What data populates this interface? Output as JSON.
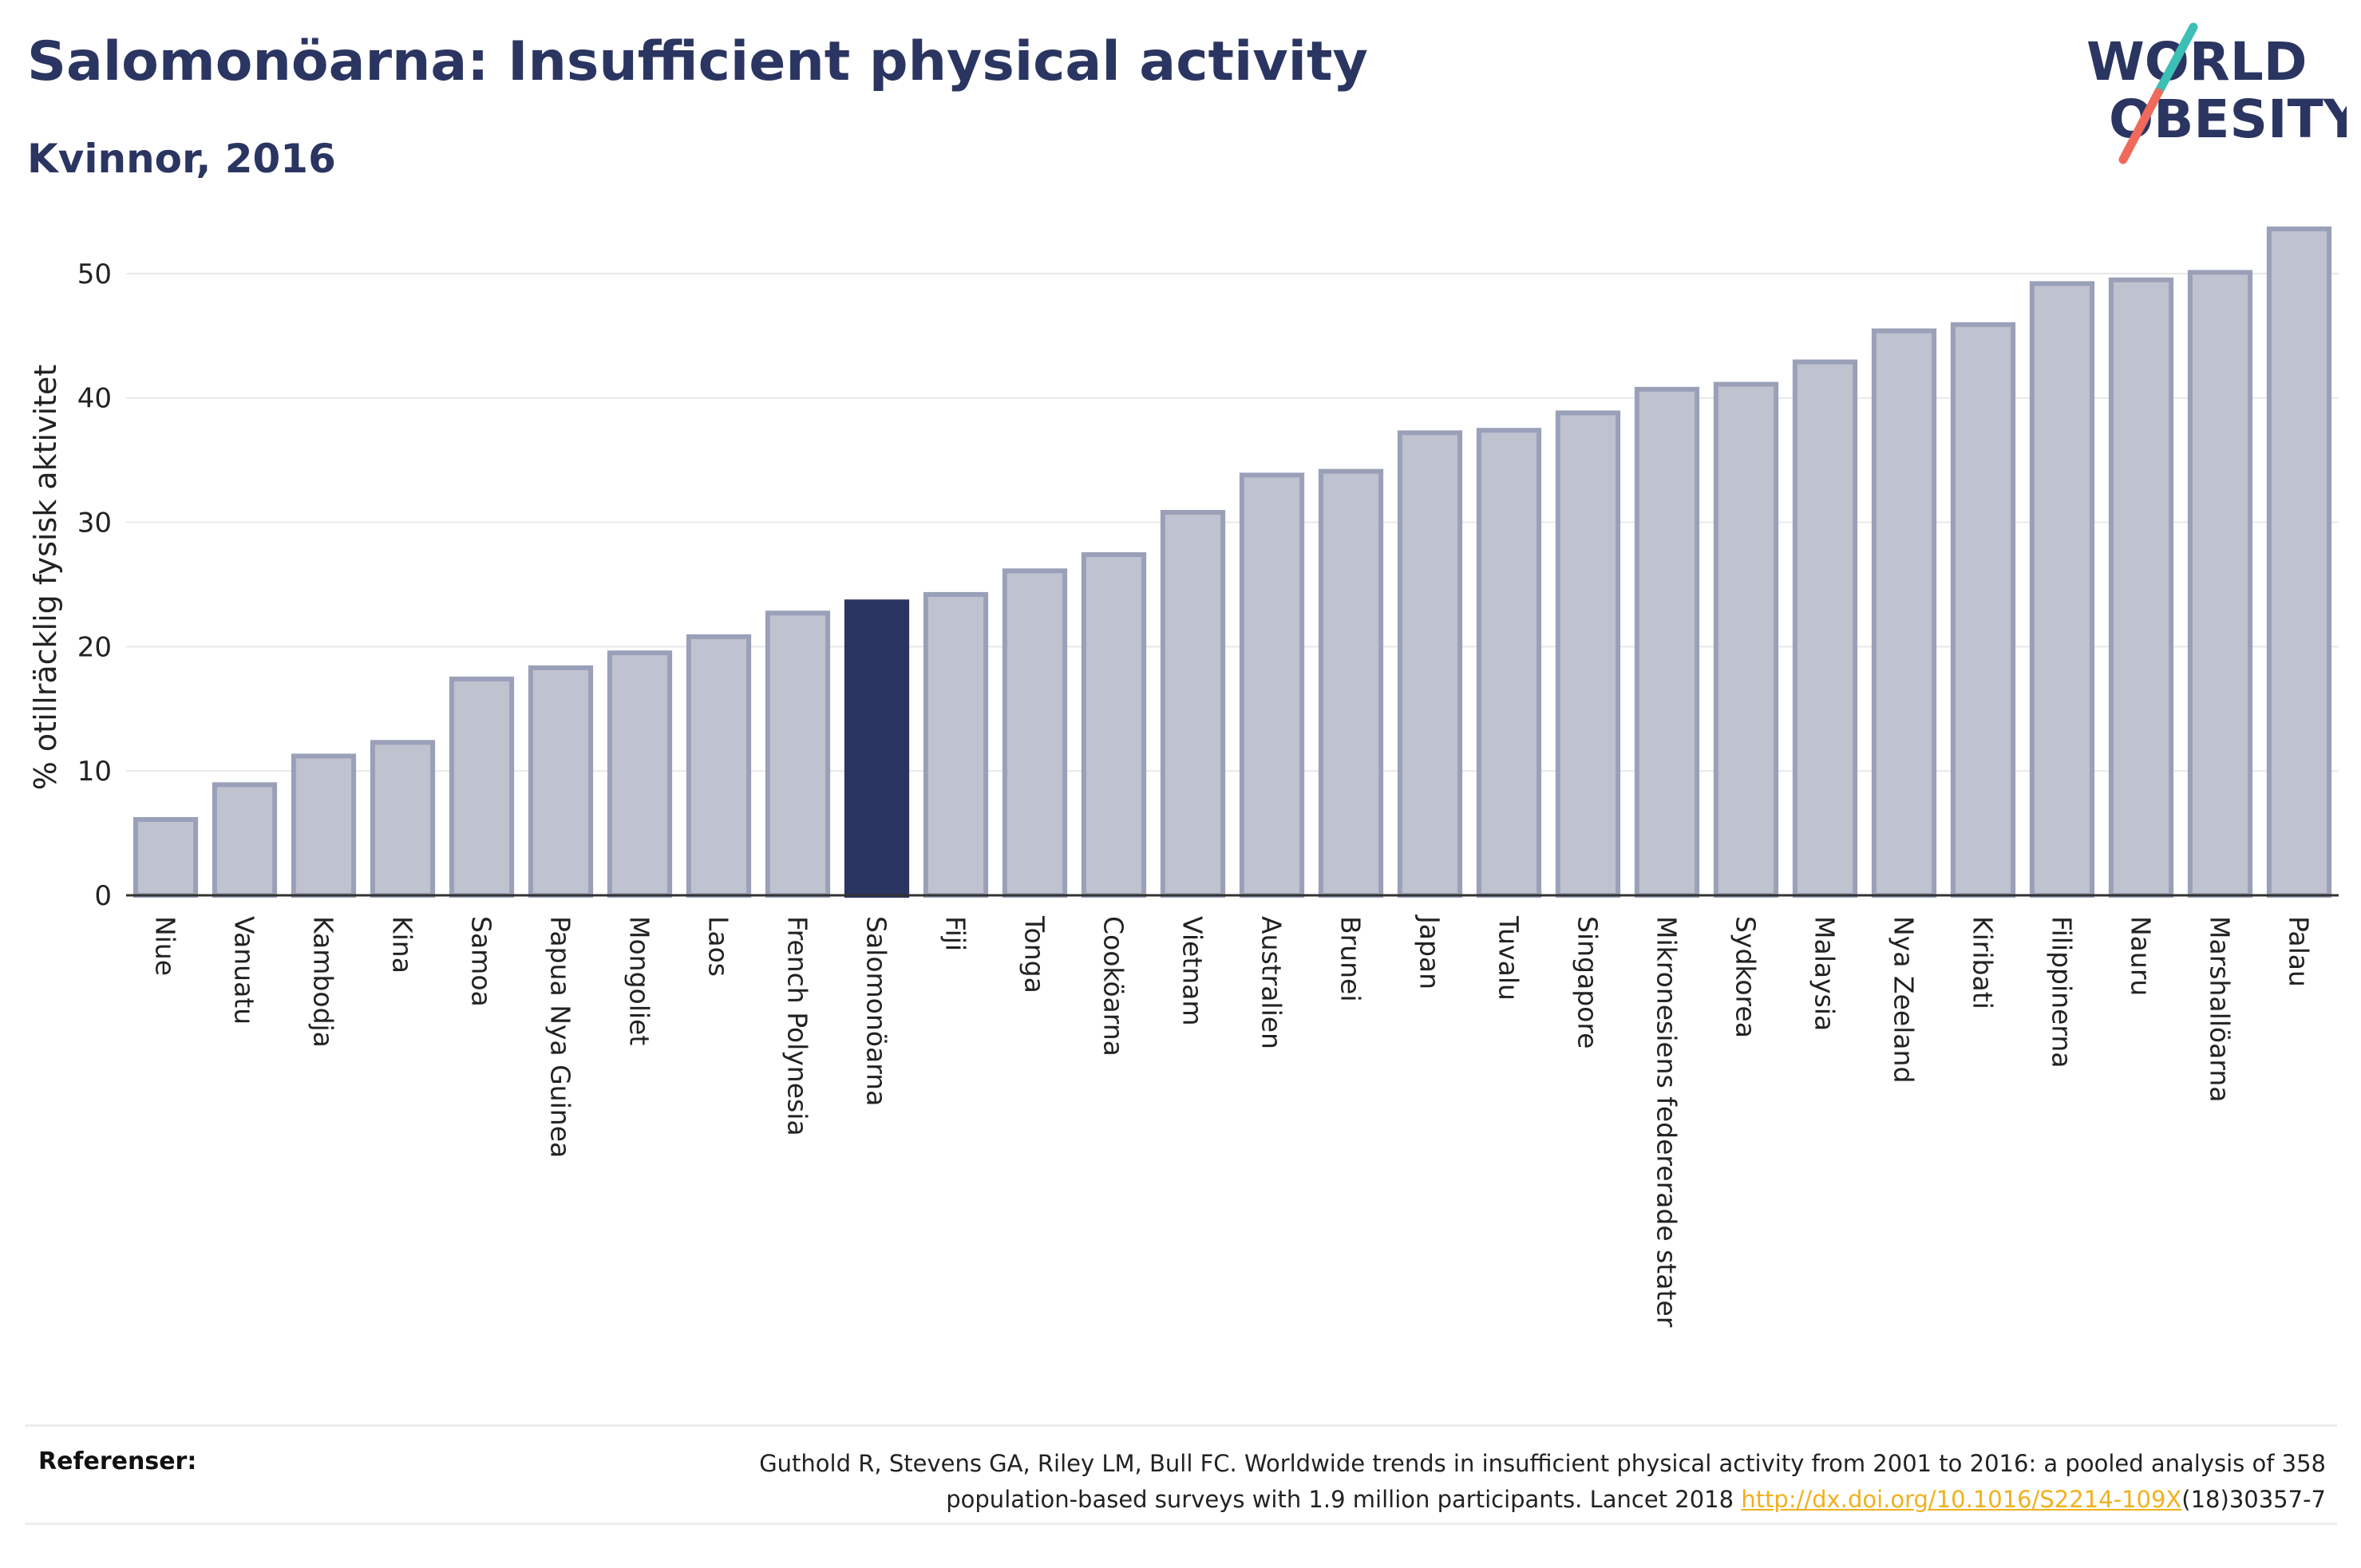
{
  "header": {
    "title": "Salomonöarna: Insufficient physical activity",
    "subtitle": "Kvinnor, 2016"
  },
  "logo": {
    "line1": "WORLD",
    "line2": "OBESITY",
    "text_color": "#2b3561",
    "slash_colors": [
      "#3cbfb4",
      "#ef6a5b"
    ]
  },
  "chart_data": {
    "type": "bar",
    "title": "Salomonöarna: Insufficient physical activity",
    "subtitle": "Kvinnor, 2016",
    "xlabel": "",
    "ylabel": "% otillräcklig fysisk aktivitet",
    "ylim": [
      0,
      55
    ],
    "yticks": [
      0,
      10,
      20,
      30,
      40,
      50
    ],
    "grid": true,
    "highlight": "Salomonöarna",
    "colors": {
      "bar": "#bfc2cf",
      "bar_border": "#9aa0b8",
      "highlight": "#2b3561"
    },
    "categories": [
      "Niue",
      "Vanuatu",
      "Kambodja",
      "Kina",
      "Samoa",
      "Papua Nya Guinea",
      "Mongoliet",
      "Laos",
      "French Polynesia",
      "Salomonöarna",
      "Fiji",
      "Tonga",
      "Cooköarna",
      "Vietnam",
      "Australien",
      "Brunei",
      "Japan",
      "Tuvalu",
      "Singapore",
      "Mikronesiens federerade stater",
      "Sydkorea",
      "Malaysia",
      "Nya Zeeland",
      "Kiribati",
      "Filippinerna",
      "Nauru",
      "Marshallöarna",
      "Palau"
    ],
    "values": [
      6.1,
      8.9,
      11.2,
      12.3,
      17.4,
      18.3,
      19.5,
      20.8,
      22.7,
      23.6,
      24.2,
      26.1,
      27.4,
      30.8,
      33.8,
      34.1,
      37.2,
      37.4,
      38.8,
      40.7,
      41.1,
      42.9,
      45.4,
      45.9,
      49.2,
      49.5,
      50.1,
      53.6
    ]
  },
  "footer": {
    "ref_label": "Referenser:",
    "ref_line1": "Guthold R, Stevens GA, Riley LM, Bull FC. Worldwide trends in insufficient physical activity from 2001 to 2016: a pooled analysis of 358",
    "ref_line2_pre": "population-based surveys with 1.9 million participants. Lancet 2018 ",
    "ref_link": "http://dx.doi.org/10.1016/S2214-109X",
    "ref_line2_post": "(18)30357-7"
  }
}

**Task description:** Work out how many lines of the material above contain the word "Salomonöarna", then give only that figure.

**Complete response:** 4